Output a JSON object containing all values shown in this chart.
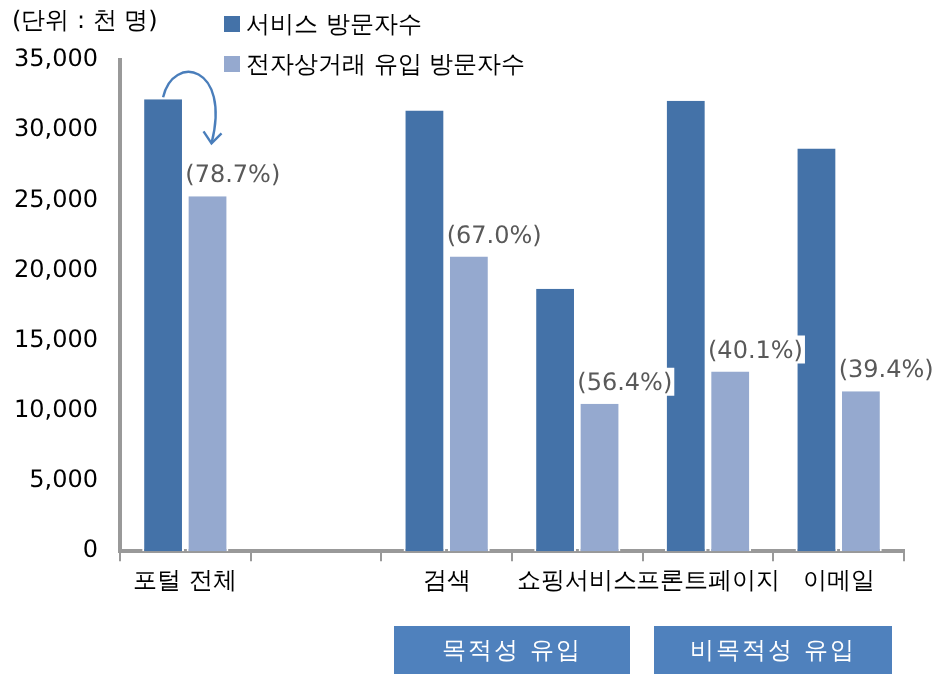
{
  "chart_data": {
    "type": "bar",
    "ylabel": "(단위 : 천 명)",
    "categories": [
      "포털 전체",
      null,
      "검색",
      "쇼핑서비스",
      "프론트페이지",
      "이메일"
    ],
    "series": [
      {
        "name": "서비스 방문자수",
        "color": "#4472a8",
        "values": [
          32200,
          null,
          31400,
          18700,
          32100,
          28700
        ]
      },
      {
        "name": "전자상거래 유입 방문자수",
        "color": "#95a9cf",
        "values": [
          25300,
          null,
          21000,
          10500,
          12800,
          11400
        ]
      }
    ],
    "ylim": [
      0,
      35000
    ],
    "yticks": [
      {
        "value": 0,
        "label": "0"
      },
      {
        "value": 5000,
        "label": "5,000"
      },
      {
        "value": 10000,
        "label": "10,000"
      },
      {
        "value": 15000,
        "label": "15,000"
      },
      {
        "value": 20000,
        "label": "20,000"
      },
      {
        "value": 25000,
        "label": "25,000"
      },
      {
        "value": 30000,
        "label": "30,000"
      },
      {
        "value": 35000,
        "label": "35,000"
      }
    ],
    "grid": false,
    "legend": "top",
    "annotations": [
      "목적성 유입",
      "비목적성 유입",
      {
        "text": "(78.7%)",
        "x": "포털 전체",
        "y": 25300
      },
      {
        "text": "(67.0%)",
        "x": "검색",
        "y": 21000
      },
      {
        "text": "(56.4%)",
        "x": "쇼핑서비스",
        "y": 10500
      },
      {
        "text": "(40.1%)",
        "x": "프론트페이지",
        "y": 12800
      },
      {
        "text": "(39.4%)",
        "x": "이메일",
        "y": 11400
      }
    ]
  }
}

**TASK GOAL**
Scan the material above for the string "text" and report each line where you find it.

**ANSWER BELOW**
        "text": "(78.7%)",
        "text": "(67.0%)",
        "text": "(56.4%)",
        "text": "(40.1%)",
        "text": "(39.4%)",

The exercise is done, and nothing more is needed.